## Stated exercise
Your job is to retype all of the data word for word, leaving every image out.

# Data supplied start

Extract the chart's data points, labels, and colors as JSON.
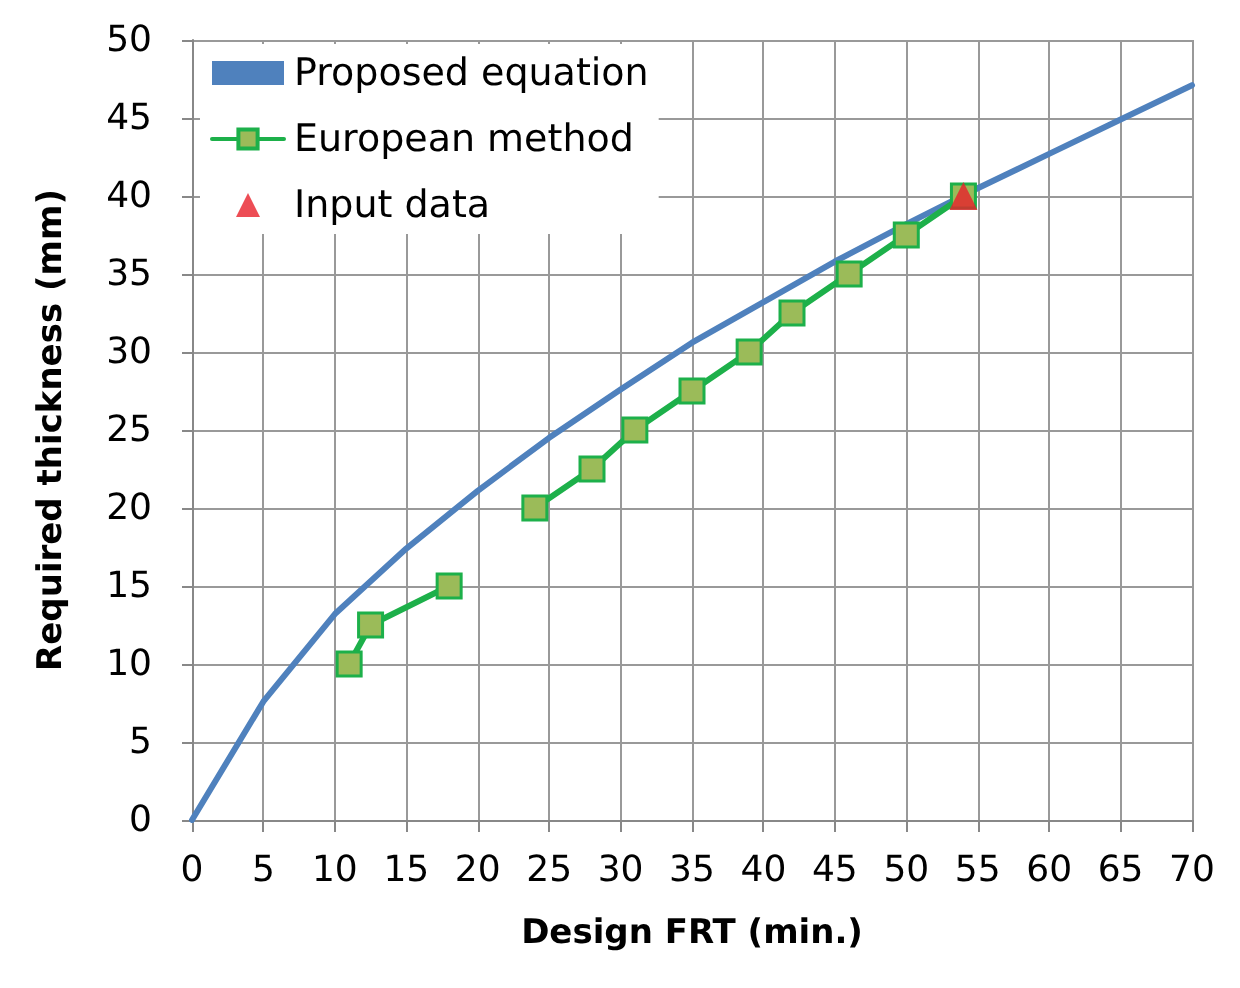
{
  "chart_data": {
    "type": "line",
    "xlabel": "Design FRT (min.)",
    "ylabel": "Required thickness (mm)",
    "xlim": [
      0,
      70
    ],
    "xticks": [
      0,
      5,
      10,
      15,
      20,
      25,
      30,
      35,
      40,
      45,
      50,
      55,
      60,
      65,
      70
    ],
    "ylim": [
      0,
      50
    ],
    "yticks": [
      0,
      5,
      10,
      15,
      20,
      25,
      30,
      35,
      40,
      45,
      50
    ],
    "grid": true,
    "legend": "top left",
    "series": [
      {
        "name": "Proposed equation",
        "color": "#4f81bd",
        "marker": "none",
        "x": [
          0,
          5,
          10,
          15,
          20,
          25,
          30,
          35,
          40,
          45,
          50,
          55,
          60,
          65,
          70
        ],
        "values": [
          0,
          7.6,
          13.2,
          17.4,
          21.1,
          24.5,
          27.6,
          30.6,
          33.2,
          35.8,
          38.2,
          40.5,
          42.7,
          44.9,
          47.1
        ]
      },
      {
        "name": "European method",
        "color": "#1db04a",
        "marker": "square",
        "x": [
          11,
          12.5,
          18,
          21,
          24,
          28,
          31,
          35,
          39,
          42,
          46,
          50,
          54
        ],
        "values": [
          10,
          12.5,
          15,
          null,
          20,
          22.5,
          25,
          27.5,
          30,
          32.5,
          35,
          37.5,
          40
        ]
      },
      {
        "name": "Input data",
        "type": "scatter",
        "color": "#e8202a",
        "marker": "triangle",
        "x": [
          54
        ],
        "values": [
          40
        ]
      }
    ]
  }
}
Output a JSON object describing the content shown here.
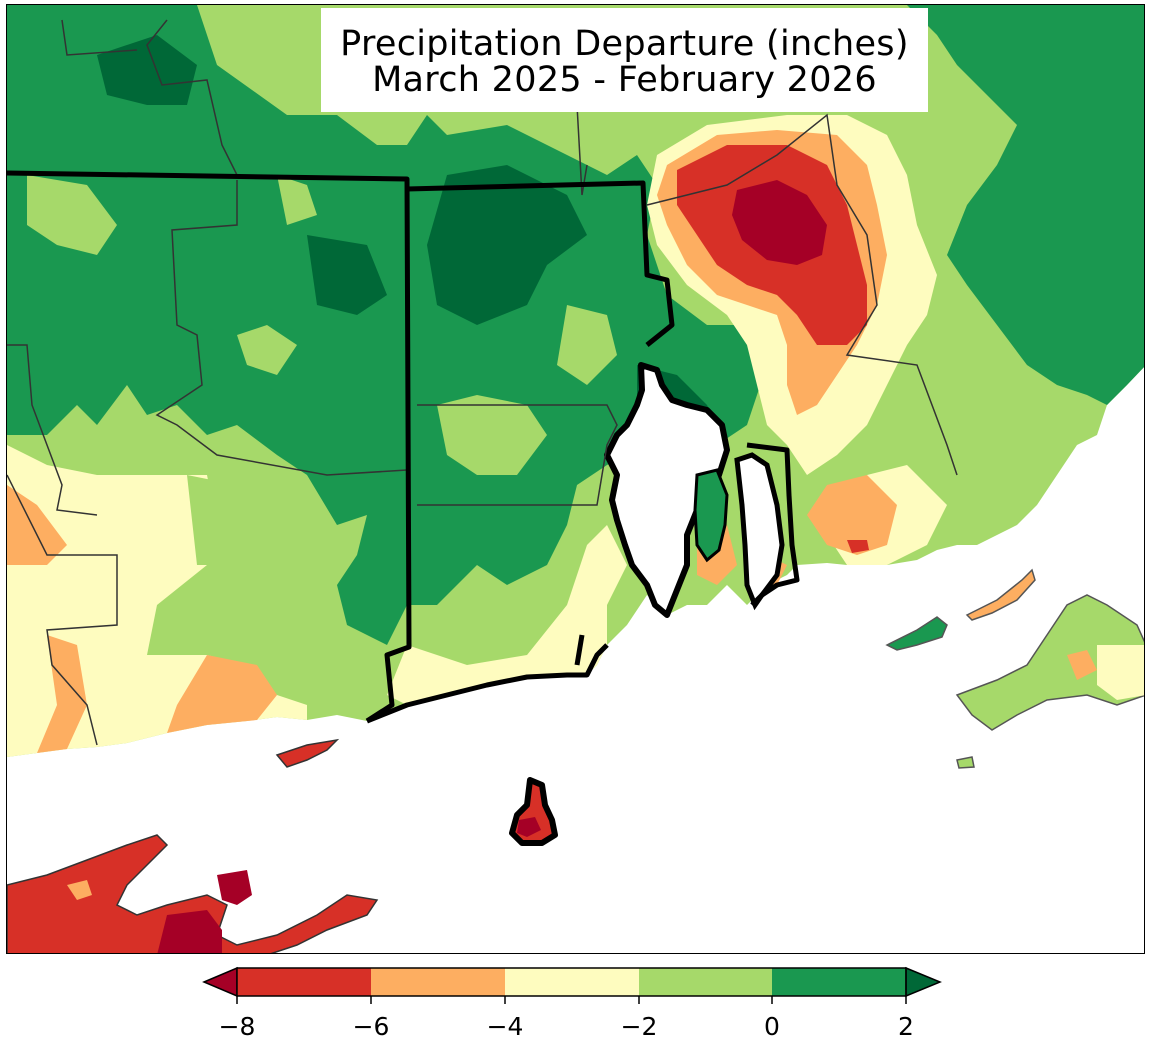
{
  "title": {
    "line1": "Precipitation Departure (inches)",
    "line2": "March 2025 - February 2026"
  },
  "map": {
    "variable": "precipitation departure",
    "units": "inches",
    "region": "southern New England (Connecticut, Rhode Island, southeastern Massachusetts, Long Island)",
    "dry_core_category": "-8 to -6",
    "wettest_category": "0 to 2"
  },
  "legend": {
    "tick_labels": [
      "−8",
      "−6",
      "−4",
      "−2",
      "0",
      "2"
    ],
    "bins": [
      {
        "range": "< -8",
        "color": "#a50026"
      },
      {
        "range": "-8 to -6",
        "color": "#d73027"
      },
      {
        "range": "-6 to -4",
        "color": "#fdae61"
      },
      {
        "range": "-4 to -2",
        "color": "#fefcbf"
      },
      {
        "range": "-2 to 0",
        "color": "#a6d96a"
      },
      {
        "range": "0 to 2",
        "color": "#1a9850"
      },
      {
        "range": "> 2",
        "color": "#006837"
      }
    ],
    "extend": "both"
  },
  "colors": {
    "dark_red": "#a50026",
    "red": "#d73027",
    "orange": "#fdae61",
    "pale_yellow": "#fefcbf",
    "light_green": "#a6d96a",
    "green": "#1a9850",
    "dark_green": "#006837",
    "water": "#ffffff"
  }
}
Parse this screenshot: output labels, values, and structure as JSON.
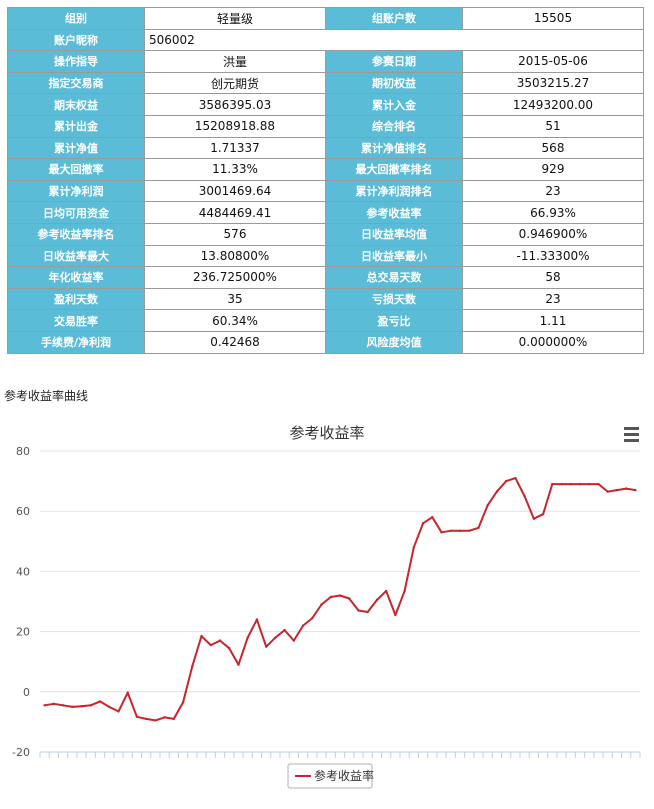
{
  "table": {
    "rows": [
      [
        {
          "label": "组别"
        },
        {
          "value": "轻量级"
        },
        {
          "label": "组账户数"
        },
        {
          "value": "15505"
        }
      ],
      [
        {
          "label": "账户昵称"
        },
        {
          "value": "506002",
          "colspan": 3,
          "align": "left"
        }
      ],
      [
        {
          "label": "操作指导"
        },
        {
          "value": "洪量"
        },
        {
          "label": "参赛日期"
        },
        {
          "value": "2015-05-06"
        }
      ],
      [
        {
          "label": "指定交易商"
        },
        {
          "value": "创元期货"
        },
        {
          "label": "期初权益"
        },
        {
          "value": "3503215.27"
        }
      ],
      [
        {
          "label": "期末权益"
        },
        {
          "value": "3586395.03"
        },
        {
          "label": "累计入金"
        },
        {
          "value": "12493200.00"
        }
      ],
      [
        {
          "label": "累计出金"
        },
        {
          "value": "15208918.88"
        },
        {
          "label": "综合排名"
        },
        {
          "value": "51"
        }
      ],
      [
        {
          "label": "累计净值"
        },
        {
          "value": "1.71337"
        },
        {
          "label": "累计净值排名"
        },
        {
          "value": "568"
        }
      ],
      [
        {
          "label": "最大回撤率"
        },
        {
          "value": "11.33%"
        },
        {
          "label": "最大回撤率排名"
        },
        {
          "value": "929"
        }
      ],
      [
        {
          "label": "累计净利润"
        },
        {
          "value": "3001469.64"
        },
        {
          "label": "累计净利润排名"
        },
        {
          "value": "23"
        }
      ],
      [
        {
          "label": "日均可用资金"
        },
        {
          "value": "4484469.41"
        },
        {
          "label": "参考收益率"
        },
        {
          "value": "66.93%"
        }
      ],
      [
        {
          "label": "参考收益率排名"
        },
        {
          "value": "576"
        },
        {
          "label": "日收益率均值"
        },
        {
          "value": "0.946900%"
        }
      ],
      [
        {
          "label": "日收益率最大"
        },
        {
          "value": "13.80800%"
        },
        {
          "label": "日收益率最小"
        },
        {
          "value": "-11.33300%"
        }
      ],
      [
        {
          "label": "年化收益率"
        },
        {
          "value": "236.725000%"
        },
        {
          "label": "总交易天数"
        },
        {
          "value": "58"
        }
      ],
      [
        {
          "label": "盈利天数"
        },
        {
          "value": "35"
        },
        {
          "label": "亏损天数"
        },
        {
          "value": "23"
        }
      ],
      [
        {
          "label": "交易胜率"
        },
        {
          "value": "60.34%"
        },
        {
          "label": "盈亏比"
        },
        {
          "value": "1.11"
        }
      ],
      [
        {
          "label": "手续费/净利润"
        },
        {
          "value": "0.42468"
        },
        {
          "label": "风险度均值"
        },
        {
          "value": "0.000000%"
        }
      ]
    ]
  },
  "section_title": "参考收益率曲线",
  "chart_data": {
    "type": "line",
    "title": "参考收益率",
    "ylim": [
      -20,
      80
    ],
    "yticks": [
      -20,
      0,
      20,
      40,
      60,
      80
    ],
    "grid": true,
    "legend": "bottom",
    "series": [
      {
        "name": "参考收益率",
        "color": "#c8252c",
        "values": [
          -4.5,
          -4,
          -4.5,
          -5,
          -4.8,
          -4.5,
          -3.2,
          -5,
          -6.5,
          -0.3,
          -8.3,
          -9,
          -9.5,
          -8.5,
          -9,
          -3.5,
          8.5,
          18.5,
          15.5,
          17,
          14.5,
          9,
          18,
          24,
          15,
          18,
          20.5,
          17,
          22,
          24.5,
          29,
          31.5,
          32,
          31,
          27,
          26.5,
          30.5,
          33.5,
          25.5,
          33.5,
          48,
          56,
          58,
          53,
          53.5,
          53.5,
          53.5,
          54.5,
          62,
          66.5,
          70,
          71,
          65,
          57.5,
          59,
          69,
          69,
          69,
          69,
          69,
          69,
          66.5,
          67,
          67.5,
          67
        ]
      }
    ]
  },
  "icons": {
    "menu": "menu-icon"
  }
}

# Data supplied end

## Full response
Extract the chart's data points, labels, and colors as JSON.
{
  "chart_data": {
    "type": "line",
    "xlabel": "Design FRT (min.)",
    "ylabel": "Required thickness (mm)",
    "xlim": [
      0,
      70
    ],
    "xticks": [
      0,
      5,
      10,
      15,
      20,
      25,
      30,
      35,
      40,
      45,
      50,
      55,
      60,
      65,
      70
    ],
    "ylim": [
      0,
      50
    ],
    "yticks": [
      0,
      5,
      10,
      15,
      20,
      25,
      30,
      35,
      40,
      45,
      50
    ],
    "grid": true,
    "legend": "top left",
    "series": [
      {
        "name": "Proposed equation",
        "color": "#4f81bd",
        "marker": "none",
        "x": [
          0,
          5,
          10,
          15,
          20,
          25,
          30,
          35,
          40,
          45,
          50,
          55,
          60,
          65,
          70
        ],
        "values": [
          0,
          7.6,
          13.2,
          17.4,
          21.1,
          24.5,
          27.6,
          30.6,
          33.2,
          35.8,
          38.2,
          40.5,
          42.7,
          44.9,
          47.1
        ]
      },
      {
        "name": "European method",
        "color": "#1db04a",
        "marker": "square",
        "x": [
          11,
          12.5,
          18,
          21,
          24,
          28,
          31,
          35,
          39,
          42,
          46,
          50,
          54
        ],
        "values": [
          10,
          12.5,
          15,
          null,
          20,
          22.5,
          25,
          27.5,
          30,
          32.5,
          35,
          37.5,
          40
        ]
      },
      {
        "name": "Input data",
        "type": "scatter",
        "color": "#e8202a",
        "marker": "triangle",
        "x": [
          54
        ],
        "values": [
          40
        ]
      }
    ]
  }
}
Output a JSON object describing the content shown here.
{
  "title": {
    "line1": "Precipitation Departure (inches)",
    "line2": "March 2025 - February 2026"
  },
  "map": {
    "variable": "precipitation departure",
    "units": "inches",
    "region": "southern New England (Connecticut, Rhode Island, southeastern Massachusetts, Long Island)",
    "dry_core_category": "-8 to -6",
    "wettest_category": "0 to 2"
  },
  "legend": {
    "tick_labels": [
      "−8",
      "−6",
      "−4",
      "−2",
      "0",
      "2"
    ],
    "bins": [
      {
        "range": "< -8",
        "color": "#a50026"
      },
      {
        "range": "-8 to -6",
        "color": "#d73027"
      },
      {
        "range": "-6 to -4",
        "color": "#fdae61"
      },
      {
        "range": "-4 to -2",
        "color": "#fefcbf"
      },
      {
        "range": "-2 to 0",
        "color": "#a6d96a"
      },
      {
        "range": "0 to 2",
        "color": "#1a9850"
      },
      {
        "range": "> 2",
        "color": "#006837"
      }
    ],
    "extend": "both"
  },
  "colors": {
    "dark_red": "#a50026",
    "red": "#d73027",
    "orange": "#fdae61",
    "pale_yellow": "#fefcbf",
    "light_green": "#a6d96a",
    "green": "#1a9850",
    "dark_green": "#006837",
    "water": "#ffffff"
  }
}
Parse this screenshot: output labels, values, and structure as JSON.
{
  "table": {
    "rows": [
      [
        {
          "label": "组别"
        },
        {
          "value": "轻量级"
        },
        {
          "label": "组账户数"
        },
        {
          "value": "15505"
        }
      ],
      [
        {
          "label": "账户昵称"
        },
        {
          "value": "506002",
          "colspan": 3,
          "align": "left"
        }
      ],
      [
        {
          "label": "操作指导"
        },
        {
          "value": "洪量"
        },
        {
          "label": "参赛日期"
        },
        {
          "value": "2015-05-06"
        }
      ],
      [
        {
          "label": "指定交易商"
        },
        {
          "value": "创元期货"
        },
        {
          "label": "期初权益"
        },
        {
          "value": "3503215.27"
        }
      ],
      [
        {
          "label": "期末权益"
        },
        {
          "value": "3586395.03"
        },
        {
          "label": "累计入金"
        },
        {
          "value": "12493200.00"
        }
      ],
      [
        {
          "label": "累计出金"
        },
        {
          "value": "15208918.88"
        },
        {
          "label": "综合排名"
        },
        {
          "value": "51"
        }
      ],
      [
        {
          "label": "累计净值"
        },
        {
          "value": "1.71337"
        },
        {
          "label": "累计净值排名"
        },
        {
          "value": "568"
        }
      ],
      [
        {
          "label": "最大回撤率"
        },
        {
          "value": "11.33%"
        },
        {
          "label": "最大回撤率排名"
        },
        {
          "value": "929"
        }
      ],
      [
        {
          "label": "累计净利润"
        },
        {
          "value": "3001469.64"
        },
        {
          "label": "累计净利润排名"
        },
        {
          "value": "23"
        }
      ],
      [
        {
          "label": "日均可用资金"
        },
        {
          "value": "4484469.41"
        },
        {
          "label": "参考收益率"
        },
        {
          "value": "66.93%"
        }
      ],
      [
        {
          "label": "参考收益率排名"
        },
        {
          "value": "576"
        },
        {
          "label": "日收益率均值"
        },
        {
          "value": "0.946900%"
        }
      ],
      [
        {
          "label": "日收益率最大"
        },
        {
          "value": "13.80800%"
        },
        {
          "label": "日收益率最小"
        },
        {
          "value": "-11.33300%"
        }
      ],
      [
        {
          "label": "年化收益率"
        },
        {
          "value": "236.725000%"
        },
        {
          "label": "总交易天数"
        },
        {
          "value": "58"
        }
      ],
      [
        {
          "label": "盈利天数"
        },
        {
          "value": "35"
        },
        {
          "label": "亏损天数"
        },
        {
          "value": "23"
        }
      ],
      [
        {
          "label": "交易胜率"
        },
        {
          "value": "60.34%"
        },
        {
          "label": "盈亏比"
        },
        {
          "value": "1.11"
        }
      ],
      [
        {
          "label": "手续费/净利润"
        },
        {
          "value": "0.42468"
        },
        {
          "label": "风险度均值"
        },
        {
          "value": "0.000000%"
        }
      ]
    ]
  },
  "section_title": "参考收益率曲线",
  "chart_data": {
    "type": "line",
    "title": "参考收益率",
    "ylim": [
      -20,
      80
    ],
    "yticks": [
      -20,
      0,
      20,
      40,
      60,
      80
    ],
    "grid": true,
    "legend": "bottom",
    "series": [
      {
        "name": "参考收益率",
        "color": "#c8252c",
        "values": [
          -4.5,
          -4,
          -4.5,
          -5,
          -4.8,
          -4.5,
          -3.2,
          -5,
          -6.5,
          -0.3,
          -8.3,
          -9,
          -9.5,
          -8.5,
          -9,
          -3.5,
          8.5,
          18.5,
          15.5,
          17,
          14.5,
          9,
          18,
          24,
          15,
          18,
          20.5,
          17,
          22,
          24.5,
          29,
          31.5,
          32,
          31,
          27,
          26.5,
          30.5,
          33.5,
          25.5,
          33.5,
          48,
          56,
          58,
          53,
          53.5,
          53.5,
          53.5,
          54.5,
          62,
          66.5,
          70,
          71,
          65,
          57.5,
          59,
          69,
          69,
          69,
          69,
          69,
          69,
          66.5,
          67,
          67.5,
          67
        ]
      }
    ]
  },
  "icons": {
    "menu": "menu-icon"
  }
}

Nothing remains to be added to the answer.